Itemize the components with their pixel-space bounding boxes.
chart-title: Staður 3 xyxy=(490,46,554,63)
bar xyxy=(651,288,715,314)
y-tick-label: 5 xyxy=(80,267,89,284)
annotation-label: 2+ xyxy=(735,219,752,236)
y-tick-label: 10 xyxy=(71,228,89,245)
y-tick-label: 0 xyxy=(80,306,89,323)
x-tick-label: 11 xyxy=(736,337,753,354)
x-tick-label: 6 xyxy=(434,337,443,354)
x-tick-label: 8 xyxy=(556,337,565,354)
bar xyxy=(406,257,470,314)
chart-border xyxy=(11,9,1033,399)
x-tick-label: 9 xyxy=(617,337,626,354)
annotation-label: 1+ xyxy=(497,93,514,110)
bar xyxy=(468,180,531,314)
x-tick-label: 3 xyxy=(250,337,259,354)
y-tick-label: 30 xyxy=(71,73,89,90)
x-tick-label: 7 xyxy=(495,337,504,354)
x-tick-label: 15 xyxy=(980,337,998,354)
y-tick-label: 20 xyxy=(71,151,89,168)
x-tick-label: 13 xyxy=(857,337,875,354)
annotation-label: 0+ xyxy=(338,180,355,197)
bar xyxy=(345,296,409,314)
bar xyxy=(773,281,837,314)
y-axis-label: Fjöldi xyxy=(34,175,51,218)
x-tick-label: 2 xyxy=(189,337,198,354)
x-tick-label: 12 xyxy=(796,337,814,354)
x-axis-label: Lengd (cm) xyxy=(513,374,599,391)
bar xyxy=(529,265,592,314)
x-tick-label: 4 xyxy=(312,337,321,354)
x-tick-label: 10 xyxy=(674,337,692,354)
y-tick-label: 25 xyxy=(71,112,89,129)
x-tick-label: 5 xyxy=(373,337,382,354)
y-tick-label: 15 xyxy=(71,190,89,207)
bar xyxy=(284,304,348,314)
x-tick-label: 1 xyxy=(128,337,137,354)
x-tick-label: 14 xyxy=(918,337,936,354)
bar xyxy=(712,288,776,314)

######

§ **Exercise description**
Can you edit these lines so that every "annotation-label" becomes "data-label", with nothing else changed?

§ **Solved exercise**
Itemize the components with their pixel-space bounding boxes.
chart-title: Staður 3 xyxy=(490,46,554,63)
bar xyxy=(651,288,715,314)
y-tick-label: 5 xyxy=(80,267,89,284)
data-label: 2+ xyxy=(735,219,752,236)
y-tick-label: 10 xyxy=(71,228,89,245)
y-tick-label: 0 xyxy=(80,306,89,323)
x-tick-label: 11 xyxy=(736,337,753,354)
x-tick-label: 6 xyxy=(434,337,443,354)
x-tick-label: 8 xyxy=(556,337,565,354)
bar xyxy=(406,257,470,314)
chart-border xyxy=(11,9,1033,399)
x-tick-label: 9 xyxy=(617,337,626,354)
data-label: 1+ xyxy=(497,93,514,110)
bar xyxy=(468,180,531,314)
x-tick-label: 3 xyxy=(250,337,259,354)
y-tick-label: 30 xyxy=(71,73,89,90)
x-tick-label: 7 xyxy=(495,337,504,354)
x-tick-label: 15 xyxy=(980,337,998,354)
y-tick-label: 20 xyxy=(71,151,89,168)
x-tick-label: 13 xyxy=(857,337,875,354)
data-label: 0+ xyxy=(338,180,355,197)
bar xyxy=(345,296,409,314)
bar xyxy=(773,281,837,314)
y-axis-label: Fjöldi xyxy=(34,175,51,218)
x-tick-label: 2 xyxy=(189,337,198,354)
x-tick-label: 12 xyxy=(796,337,814,354)
x-axis-label: Lengd (cm) xyxy=(513,374,599,391)
bar xyxy=(529,265,592,314)
x-tick-label: 4 xyxy=(312,337,321,354)
x-tick-label: 10 xyxy=(674,337,692,354)
y-tick-label: 25 xyxy=(71,112,89,129)
x-tick-label: 5 xyxy=(373,337,382,354)
y-tick-label: 15 xyxy=(71,190,89,207)
bar xyxy=(284,304,348,314)
x-tick-label: 1 xyxy=(128,337,137,354)
x-tick-label: 14 xyxy=(918,337,936,354)
bar xyxy=(712,288,776,314)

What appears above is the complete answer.